- First tankōbon volume cover

イモリ201
- Genre: Romantic comedy
- Written by: Yu Imai
- Published by: Kodansha
- Magazine: Weekly Young Magazine (2010, 2011; one-shots); Monthly Young Magazine (2011–2014);
- Original run: November 22, 2010 – January 8, 2014
- Volumes: 5

= Imori 201 =

Japanese manga series

Imori 201 (イモリ201) is a Japanese manga series written and illustrated by Yu Imai. It was first published as three one-shot-chapters in Kodansha's seinen manga magazine Weekly Young Magazine in 2010 and continued as a serialized manga in Monthly Young Magazine from January 2011 to January 2014.

==Plot==
Kawashima has not had any luck with girls. One day, he moves into an apartment and finds that his neighbor is a beautiful girl. She is strange and likes to drink beer, so he tries to find out her identity.

────────────────────

* TASK INSTRUCTIONS *
• A. Transcribe the portion of the Imori 201 article starting with "Imori 201 (イモリ201)" and going on through "out her identity.".
• B. Translate this sentence from the Imori 201 article into Spanish: "She is strange and likes to drink beer, so he tries to find out her identity."
• C. Continue the Imori 201 article from the point where it ends.

────────────────────

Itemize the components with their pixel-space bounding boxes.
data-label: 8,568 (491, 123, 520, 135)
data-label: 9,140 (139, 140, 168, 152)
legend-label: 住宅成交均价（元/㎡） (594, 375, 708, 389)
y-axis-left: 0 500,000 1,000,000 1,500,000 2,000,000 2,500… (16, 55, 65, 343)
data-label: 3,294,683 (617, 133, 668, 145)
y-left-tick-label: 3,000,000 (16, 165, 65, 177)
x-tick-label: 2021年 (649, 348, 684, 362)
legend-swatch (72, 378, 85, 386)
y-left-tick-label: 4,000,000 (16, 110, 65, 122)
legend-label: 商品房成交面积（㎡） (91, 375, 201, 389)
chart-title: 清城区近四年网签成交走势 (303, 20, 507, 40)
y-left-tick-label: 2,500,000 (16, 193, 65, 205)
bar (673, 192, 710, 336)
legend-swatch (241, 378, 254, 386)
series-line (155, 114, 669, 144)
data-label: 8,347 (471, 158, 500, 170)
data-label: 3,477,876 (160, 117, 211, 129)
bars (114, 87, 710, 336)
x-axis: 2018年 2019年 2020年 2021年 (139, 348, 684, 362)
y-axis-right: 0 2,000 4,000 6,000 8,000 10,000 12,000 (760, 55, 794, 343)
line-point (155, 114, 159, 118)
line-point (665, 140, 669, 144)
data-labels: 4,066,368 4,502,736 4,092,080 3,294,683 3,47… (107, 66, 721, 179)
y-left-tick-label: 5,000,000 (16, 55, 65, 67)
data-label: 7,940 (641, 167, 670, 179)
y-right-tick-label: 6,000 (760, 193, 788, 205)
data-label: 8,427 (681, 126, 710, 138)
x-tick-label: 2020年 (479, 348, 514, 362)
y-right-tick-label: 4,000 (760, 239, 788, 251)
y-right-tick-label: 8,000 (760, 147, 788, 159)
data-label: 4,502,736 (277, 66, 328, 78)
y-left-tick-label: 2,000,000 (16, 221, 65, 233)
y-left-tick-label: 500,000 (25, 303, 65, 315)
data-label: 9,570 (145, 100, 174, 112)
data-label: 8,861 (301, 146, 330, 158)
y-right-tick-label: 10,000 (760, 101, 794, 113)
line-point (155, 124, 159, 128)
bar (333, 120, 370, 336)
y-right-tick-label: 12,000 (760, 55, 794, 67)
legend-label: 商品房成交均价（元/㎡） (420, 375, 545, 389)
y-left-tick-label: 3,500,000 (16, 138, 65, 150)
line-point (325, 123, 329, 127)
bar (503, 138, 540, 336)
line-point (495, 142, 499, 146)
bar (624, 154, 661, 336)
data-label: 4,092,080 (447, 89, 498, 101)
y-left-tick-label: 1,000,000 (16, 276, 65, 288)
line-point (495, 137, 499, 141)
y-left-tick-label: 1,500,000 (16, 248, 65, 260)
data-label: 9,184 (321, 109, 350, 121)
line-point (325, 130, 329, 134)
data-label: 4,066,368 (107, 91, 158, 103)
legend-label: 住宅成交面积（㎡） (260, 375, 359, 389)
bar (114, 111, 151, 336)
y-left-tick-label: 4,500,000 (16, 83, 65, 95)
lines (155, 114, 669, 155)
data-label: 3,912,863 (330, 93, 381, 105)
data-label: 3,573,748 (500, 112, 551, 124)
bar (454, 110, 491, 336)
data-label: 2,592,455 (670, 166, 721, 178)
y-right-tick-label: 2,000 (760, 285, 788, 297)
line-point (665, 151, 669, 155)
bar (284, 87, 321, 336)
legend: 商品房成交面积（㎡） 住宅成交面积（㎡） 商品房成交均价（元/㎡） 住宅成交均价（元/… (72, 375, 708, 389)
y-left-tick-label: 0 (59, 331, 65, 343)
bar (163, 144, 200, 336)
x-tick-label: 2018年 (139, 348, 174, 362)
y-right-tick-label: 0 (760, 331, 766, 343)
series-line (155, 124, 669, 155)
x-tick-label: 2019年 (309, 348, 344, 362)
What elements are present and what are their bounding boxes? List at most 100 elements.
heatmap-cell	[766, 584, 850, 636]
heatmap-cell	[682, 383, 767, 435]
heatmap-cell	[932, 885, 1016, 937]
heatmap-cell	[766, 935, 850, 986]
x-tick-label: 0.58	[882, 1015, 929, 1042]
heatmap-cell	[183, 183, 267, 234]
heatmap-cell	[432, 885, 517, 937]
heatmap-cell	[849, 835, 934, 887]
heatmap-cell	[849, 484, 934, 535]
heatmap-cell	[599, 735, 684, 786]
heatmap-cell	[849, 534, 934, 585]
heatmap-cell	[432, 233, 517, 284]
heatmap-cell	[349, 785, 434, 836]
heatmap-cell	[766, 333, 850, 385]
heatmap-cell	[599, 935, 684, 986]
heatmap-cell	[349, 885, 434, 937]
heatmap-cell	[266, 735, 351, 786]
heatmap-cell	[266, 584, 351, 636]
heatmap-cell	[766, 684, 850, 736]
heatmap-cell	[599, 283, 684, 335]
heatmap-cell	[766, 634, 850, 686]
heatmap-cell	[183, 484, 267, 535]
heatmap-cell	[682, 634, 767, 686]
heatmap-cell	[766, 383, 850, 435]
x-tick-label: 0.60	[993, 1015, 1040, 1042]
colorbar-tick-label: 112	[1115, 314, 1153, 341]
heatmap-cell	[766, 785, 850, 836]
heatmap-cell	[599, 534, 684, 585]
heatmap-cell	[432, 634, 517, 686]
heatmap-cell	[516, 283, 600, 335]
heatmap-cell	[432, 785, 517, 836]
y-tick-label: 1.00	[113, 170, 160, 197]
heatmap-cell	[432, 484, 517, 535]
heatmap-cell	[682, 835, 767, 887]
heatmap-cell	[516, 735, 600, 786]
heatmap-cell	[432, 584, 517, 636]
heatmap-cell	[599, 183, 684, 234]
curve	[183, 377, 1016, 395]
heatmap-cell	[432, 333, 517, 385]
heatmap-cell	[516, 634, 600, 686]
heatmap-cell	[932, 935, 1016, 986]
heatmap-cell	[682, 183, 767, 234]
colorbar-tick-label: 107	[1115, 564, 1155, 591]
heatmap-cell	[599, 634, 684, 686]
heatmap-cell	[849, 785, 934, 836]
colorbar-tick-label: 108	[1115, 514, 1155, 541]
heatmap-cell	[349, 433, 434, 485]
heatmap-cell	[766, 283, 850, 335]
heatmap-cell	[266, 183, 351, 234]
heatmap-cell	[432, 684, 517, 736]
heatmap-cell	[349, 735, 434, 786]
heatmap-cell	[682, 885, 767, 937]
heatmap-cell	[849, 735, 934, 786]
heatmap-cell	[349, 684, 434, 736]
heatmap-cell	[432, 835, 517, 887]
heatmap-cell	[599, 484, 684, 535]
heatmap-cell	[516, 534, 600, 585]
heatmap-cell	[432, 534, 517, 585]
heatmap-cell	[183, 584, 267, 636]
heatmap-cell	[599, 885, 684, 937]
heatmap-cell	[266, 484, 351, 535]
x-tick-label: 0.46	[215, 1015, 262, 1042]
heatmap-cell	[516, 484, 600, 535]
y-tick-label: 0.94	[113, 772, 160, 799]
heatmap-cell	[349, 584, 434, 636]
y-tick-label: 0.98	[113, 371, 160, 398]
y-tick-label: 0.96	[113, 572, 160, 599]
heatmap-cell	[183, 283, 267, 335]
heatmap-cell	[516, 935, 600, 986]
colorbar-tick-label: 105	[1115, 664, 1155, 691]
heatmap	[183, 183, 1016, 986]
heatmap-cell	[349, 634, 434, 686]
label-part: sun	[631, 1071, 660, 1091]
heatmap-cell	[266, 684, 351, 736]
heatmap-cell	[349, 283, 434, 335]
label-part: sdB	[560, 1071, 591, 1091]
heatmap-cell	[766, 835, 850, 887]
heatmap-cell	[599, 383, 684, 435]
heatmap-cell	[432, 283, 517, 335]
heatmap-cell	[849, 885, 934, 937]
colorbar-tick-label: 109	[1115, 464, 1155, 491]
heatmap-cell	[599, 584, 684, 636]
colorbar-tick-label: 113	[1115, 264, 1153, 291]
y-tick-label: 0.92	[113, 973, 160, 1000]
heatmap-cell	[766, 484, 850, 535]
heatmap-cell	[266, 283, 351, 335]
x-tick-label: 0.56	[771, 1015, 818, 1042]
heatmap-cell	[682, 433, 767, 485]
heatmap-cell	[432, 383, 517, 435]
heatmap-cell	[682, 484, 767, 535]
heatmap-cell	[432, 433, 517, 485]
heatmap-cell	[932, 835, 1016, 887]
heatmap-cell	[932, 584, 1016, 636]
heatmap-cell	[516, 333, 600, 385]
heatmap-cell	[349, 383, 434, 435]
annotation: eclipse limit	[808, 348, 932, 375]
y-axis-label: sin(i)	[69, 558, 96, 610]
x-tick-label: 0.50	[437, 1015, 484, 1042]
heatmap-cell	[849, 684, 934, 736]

────────────────────

* EXERCISE ANSWERS *
• A.
Imori 201 (イモリ201) is a Japanese manga series written and illustrated by Yu Imai. It was first published as three one-shot-chapters in Kodansha's seinen manga magazine Weekly Young Magazine in 2010 and continued as a serialized manga in Monthly Young Magazine from January 2011 to January 2014.

==Plot==
Kawashima has not had any luck with girls. One day, he moves into an apartment and finds that his neighbor is a beautiful girl. She is strange and likes to drink beer, so he tries to find out her identity.

• B. Ella es extraña y le gusta beber cerveza, así que él intenta averiguar su identidad.

• C.
==Publication==
Written and illustrated by Yu Imai, Imori 201 was first published as a three-part one-shot in Kodansha's seinen manga magazine Weekly Young Magazine from November 22 to December 6, 2010. It was later serialized in Monthly Young Magazine; the first part was published from January 12 to May 5, 2011. Another one-shot chapter was published in Weekly Young Magazine on September 26, 2011, and the second part was published in Monthly Young Magazine from October 12, 2011, to January 8, 2014. Kodansha collected its chapters in five tankōbon volumes, released from July 6, 2011, to March 6, 2014.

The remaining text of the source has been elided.